* TEXT PROVIDED
Oct. 1, 1997
This isn't going to be the most popular opinion to go expressing,
but it must seem to an outsider that we folks in the Katy area are a fractious
lot.
Maybe we could adopt it as the official motto of Greater Katy:
"Not in MY backyard!"
Looking around at the various major issues currently stirring
passions, it would certainly seem that we're not only Balkanized, we're
just short of being roving lynch mobs.
Take, for instance, the juvenile boot camp. Several months back,
the plan was to put it next door to the Precinct 5 Constable's Command
Center. You'd have thought nearby residents were going to be forced to
billet the little monsters in their living rooms, for all the protest it
stirred. Not much of the protest, however, came from the western portions
of Greater Katy.
A couple months later, the plan changed. Now it's due to be located
in the northwestern portion of Greater Katy, and the folks out this direction
are hopping mad about it. Those from the eastern side of the district have
made nary a peep.

* STATED EXERCISE 1
Please express the rows, starting at the first row and ending at the row containing "callout-haoyouzhuanfa: 好友转发 6112次，4443人", as a JSON list of strings with one string per line and blank lines left out.
The column on Greater Katy and the rows have no connection to each other.

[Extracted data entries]
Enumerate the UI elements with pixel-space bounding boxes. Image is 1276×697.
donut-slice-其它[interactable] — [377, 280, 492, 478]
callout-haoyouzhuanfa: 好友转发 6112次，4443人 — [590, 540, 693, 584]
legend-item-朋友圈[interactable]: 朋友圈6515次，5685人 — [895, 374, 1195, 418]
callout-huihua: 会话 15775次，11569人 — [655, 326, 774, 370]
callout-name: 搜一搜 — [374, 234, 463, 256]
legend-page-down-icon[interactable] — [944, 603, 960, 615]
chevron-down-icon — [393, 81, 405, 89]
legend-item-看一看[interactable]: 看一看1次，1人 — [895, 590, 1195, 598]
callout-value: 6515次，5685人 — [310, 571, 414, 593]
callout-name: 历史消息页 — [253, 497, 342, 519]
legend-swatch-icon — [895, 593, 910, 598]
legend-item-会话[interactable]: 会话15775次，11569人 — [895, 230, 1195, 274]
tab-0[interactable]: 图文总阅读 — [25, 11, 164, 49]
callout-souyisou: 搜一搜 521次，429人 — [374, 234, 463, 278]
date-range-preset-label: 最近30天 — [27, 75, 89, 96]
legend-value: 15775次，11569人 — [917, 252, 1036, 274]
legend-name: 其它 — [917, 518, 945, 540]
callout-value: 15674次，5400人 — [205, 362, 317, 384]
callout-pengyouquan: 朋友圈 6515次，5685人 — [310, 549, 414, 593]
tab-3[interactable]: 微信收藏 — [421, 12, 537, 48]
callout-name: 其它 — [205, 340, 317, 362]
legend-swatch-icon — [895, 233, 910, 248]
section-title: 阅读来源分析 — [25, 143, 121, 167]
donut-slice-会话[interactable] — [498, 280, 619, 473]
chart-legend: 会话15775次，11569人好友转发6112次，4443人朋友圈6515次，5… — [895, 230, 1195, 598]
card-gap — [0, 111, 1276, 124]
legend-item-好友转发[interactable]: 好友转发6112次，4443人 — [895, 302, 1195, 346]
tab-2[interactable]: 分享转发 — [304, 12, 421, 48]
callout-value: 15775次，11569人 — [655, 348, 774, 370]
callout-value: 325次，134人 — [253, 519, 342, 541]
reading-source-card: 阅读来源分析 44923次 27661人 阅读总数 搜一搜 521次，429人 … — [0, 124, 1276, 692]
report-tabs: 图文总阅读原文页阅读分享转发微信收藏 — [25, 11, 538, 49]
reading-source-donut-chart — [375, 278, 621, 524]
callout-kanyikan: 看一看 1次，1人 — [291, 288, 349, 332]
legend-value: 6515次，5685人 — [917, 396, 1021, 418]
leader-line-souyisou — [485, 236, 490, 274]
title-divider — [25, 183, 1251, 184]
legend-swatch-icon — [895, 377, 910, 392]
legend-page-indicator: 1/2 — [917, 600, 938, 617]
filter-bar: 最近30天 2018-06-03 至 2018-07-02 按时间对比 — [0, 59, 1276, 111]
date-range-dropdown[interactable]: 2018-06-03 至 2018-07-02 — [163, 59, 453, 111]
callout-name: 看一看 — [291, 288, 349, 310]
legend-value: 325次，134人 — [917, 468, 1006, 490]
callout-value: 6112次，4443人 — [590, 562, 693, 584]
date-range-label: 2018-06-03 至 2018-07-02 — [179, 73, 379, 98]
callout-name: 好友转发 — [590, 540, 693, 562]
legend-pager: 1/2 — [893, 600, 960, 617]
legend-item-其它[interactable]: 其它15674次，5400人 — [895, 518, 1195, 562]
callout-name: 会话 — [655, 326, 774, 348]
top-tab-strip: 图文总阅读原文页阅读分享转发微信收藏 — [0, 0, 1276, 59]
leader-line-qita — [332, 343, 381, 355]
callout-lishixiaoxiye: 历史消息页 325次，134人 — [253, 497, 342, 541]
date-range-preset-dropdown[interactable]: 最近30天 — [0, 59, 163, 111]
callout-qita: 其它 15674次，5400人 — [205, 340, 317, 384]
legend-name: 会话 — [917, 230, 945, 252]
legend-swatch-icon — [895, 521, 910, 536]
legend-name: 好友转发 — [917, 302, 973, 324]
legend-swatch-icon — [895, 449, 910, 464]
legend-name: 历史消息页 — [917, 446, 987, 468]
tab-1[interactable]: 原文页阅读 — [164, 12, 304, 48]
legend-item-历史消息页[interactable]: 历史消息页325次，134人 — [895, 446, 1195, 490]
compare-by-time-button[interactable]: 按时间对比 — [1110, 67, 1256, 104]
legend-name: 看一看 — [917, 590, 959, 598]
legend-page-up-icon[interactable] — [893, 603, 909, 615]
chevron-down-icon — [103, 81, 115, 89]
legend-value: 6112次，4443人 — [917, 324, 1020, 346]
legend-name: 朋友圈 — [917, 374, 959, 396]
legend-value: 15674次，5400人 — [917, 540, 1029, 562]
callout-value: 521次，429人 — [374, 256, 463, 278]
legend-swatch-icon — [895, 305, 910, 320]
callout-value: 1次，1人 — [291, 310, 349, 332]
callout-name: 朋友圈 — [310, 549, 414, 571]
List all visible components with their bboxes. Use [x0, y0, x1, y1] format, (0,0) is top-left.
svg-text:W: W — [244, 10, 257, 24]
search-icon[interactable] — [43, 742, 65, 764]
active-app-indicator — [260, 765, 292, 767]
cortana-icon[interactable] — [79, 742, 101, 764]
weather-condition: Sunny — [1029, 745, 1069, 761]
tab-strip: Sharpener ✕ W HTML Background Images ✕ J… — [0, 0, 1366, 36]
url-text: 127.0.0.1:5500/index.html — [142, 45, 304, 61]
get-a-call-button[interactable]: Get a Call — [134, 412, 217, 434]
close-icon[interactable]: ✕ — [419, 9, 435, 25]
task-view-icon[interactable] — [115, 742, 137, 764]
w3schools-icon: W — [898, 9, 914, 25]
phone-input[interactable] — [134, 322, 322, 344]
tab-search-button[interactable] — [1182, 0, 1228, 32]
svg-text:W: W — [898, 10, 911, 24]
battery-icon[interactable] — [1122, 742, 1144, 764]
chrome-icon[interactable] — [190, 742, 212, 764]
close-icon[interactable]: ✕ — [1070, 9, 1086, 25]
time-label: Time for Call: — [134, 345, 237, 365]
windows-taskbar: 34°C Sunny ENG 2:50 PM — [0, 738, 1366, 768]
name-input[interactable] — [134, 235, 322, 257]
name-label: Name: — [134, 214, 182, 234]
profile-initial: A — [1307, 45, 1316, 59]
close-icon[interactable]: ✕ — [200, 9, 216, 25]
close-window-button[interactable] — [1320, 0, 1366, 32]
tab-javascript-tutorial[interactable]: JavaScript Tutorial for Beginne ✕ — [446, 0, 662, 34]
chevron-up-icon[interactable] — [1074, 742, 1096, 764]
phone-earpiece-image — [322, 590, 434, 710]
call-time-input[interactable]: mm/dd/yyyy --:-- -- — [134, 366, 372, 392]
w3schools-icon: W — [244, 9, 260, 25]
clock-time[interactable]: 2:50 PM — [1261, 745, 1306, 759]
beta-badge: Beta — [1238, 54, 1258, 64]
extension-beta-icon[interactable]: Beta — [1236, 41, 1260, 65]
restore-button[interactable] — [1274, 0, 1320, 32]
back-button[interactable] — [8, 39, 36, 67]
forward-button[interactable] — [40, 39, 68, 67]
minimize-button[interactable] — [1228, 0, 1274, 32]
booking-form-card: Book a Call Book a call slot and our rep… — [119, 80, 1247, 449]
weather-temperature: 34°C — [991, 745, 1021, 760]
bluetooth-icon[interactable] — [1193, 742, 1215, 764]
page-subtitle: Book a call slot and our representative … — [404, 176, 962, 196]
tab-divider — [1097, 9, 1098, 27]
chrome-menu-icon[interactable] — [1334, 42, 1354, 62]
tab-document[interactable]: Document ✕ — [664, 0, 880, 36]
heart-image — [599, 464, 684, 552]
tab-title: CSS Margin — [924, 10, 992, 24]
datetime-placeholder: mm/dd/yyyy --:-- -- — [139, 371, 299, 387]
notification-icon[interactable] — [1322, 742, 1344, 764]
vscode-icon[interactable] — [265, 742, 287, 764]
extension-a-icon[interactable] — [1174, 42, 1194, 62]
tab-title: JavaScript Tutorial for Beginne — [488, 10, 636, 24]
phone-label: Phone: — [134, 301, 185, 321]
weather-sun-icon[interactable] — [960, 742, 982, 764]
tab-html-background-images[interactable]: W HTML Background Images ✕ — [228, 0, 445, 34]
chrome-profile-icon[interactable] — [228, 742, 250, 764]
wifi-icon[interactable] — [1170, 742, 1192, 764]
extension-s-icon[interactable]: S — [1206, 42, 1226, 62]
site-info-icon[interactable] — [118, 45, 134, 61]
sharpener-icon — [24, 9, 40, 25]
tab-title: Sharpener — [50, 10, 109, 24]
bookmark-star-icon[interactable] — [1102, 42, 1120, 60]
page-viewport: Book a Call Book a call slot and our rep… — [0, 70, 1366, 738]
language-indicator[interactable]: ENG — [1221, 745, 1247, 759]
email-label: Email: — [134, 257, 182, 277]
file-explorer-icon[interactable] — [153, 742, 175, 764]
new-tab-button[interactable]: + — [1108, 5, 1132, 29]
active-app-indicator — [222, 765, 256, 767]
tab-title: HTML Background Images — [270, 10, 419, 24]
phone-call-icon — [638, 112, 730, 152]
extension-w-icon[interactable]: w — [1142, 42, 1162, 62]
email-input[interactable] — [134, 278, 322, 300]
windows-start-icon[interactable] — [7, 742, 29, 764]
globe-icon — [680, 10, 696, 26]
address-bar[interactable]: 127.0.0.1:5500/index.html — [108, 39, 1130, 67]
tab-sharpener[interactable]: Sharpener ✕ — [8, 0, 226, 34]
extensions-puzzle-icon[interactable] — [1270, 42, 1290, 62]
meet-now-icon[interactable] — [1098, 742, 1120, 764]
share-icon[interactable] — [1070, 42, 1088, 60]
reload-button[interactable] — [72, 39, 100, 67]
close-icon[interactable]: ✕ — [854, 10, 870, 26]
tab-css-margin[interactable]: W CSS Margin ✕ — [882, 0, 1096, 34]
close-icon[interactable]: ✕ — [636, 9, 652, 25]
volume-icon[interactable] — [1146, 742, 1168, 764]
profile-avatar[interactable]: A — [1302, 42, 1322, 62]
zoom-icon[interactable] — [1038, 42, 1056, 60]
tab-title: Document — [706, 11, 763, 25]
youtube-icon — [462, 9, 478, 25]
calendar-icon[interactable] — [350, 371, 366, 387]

* STATED EXERCISE 2
Rewrite the passage of the column on Greater Katy starting at "Take, for instance, the" and ending at "of Greater Katy.", updating "boot camp" to "detention center".

* TASK ANSWER 1
[
  "Enumerate the UI elements with pixel-space bounding boxes. Image is 1276×697.",
  "donut-slice-其它[interactable] — [377, 280, 492, 478]",
  "callout-haoyouzhuanfa: 好友转发 6112次，4443人 — [590, 540, 693, 584]"
]

* TASK ANSWER 2
Take, for instance, the juvenile detention center. Several months back,
the plan was to put it next door to the Precinct 5 Constable's Command
Center. You'd have thought nearby residents were going to be forced to
billet the little monsters in their living rooms, for all the protest it
stirred. Not much of the protest, however, came from the western portions
of Greater Katy.